§ **SET TASK**
Transcribe the material in full, exactly as written.

§ **SUPPLIED INFORMATION**

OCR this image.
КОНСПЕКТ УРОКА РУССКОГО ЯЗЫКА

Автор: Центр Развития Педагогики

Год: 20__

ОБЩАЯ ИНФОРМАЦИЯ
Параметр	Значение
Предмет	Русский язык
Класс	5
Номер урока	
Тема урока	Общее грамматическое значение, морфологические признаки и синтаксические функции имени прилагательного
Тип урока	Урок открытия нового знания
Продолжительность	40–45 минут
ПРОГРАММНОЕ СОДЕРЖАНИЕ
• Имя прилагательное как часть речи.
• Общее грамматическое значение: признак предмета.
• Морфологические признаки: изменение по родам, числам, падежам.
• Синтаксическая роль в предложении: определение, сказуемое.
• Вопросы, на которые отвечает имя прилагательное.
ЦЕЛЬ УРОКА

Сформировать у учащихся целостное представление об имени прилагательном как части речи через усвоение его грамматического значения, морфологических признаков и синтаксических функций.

§ **RESULT OF THE TASK**
OCR this image.
КОНСПЕКТ УРОКА РУССКОГО ЯЗЫКА

Автор: Центр Развития Педагогики

Год: 20__

ОБЩАЯ ИНФОРМАЦИЯ
Параметр	Значение
Предмет	Русский язык
Класс	5
Номер урока	
Тема урока	Общее грамматическое значение, морфологические признаки и синтаксические функции имени прилагательного
Тип урока	Урок открытия нового знания
Продолжительность	40–45 минут
ПРОГРАММНОЕ СОДЕРЖАНИЕ
• Имя прилагательное как часть речи.
• Общее грамматическое значение: признак предмета.
• Морфологические признаки: изменение по родам, числам, падежам.
• Синтаксическая роль в предложении: определение, сказуемое.
• Вопросы, на которые отвечает имя прилагательное.
ЦЕЛЬ УРОКА

Сформировать у учащихся целостное представление об имени прилагательном как части речи через усвоение его грамматического значения, морфологических признаков и синтаксических функций.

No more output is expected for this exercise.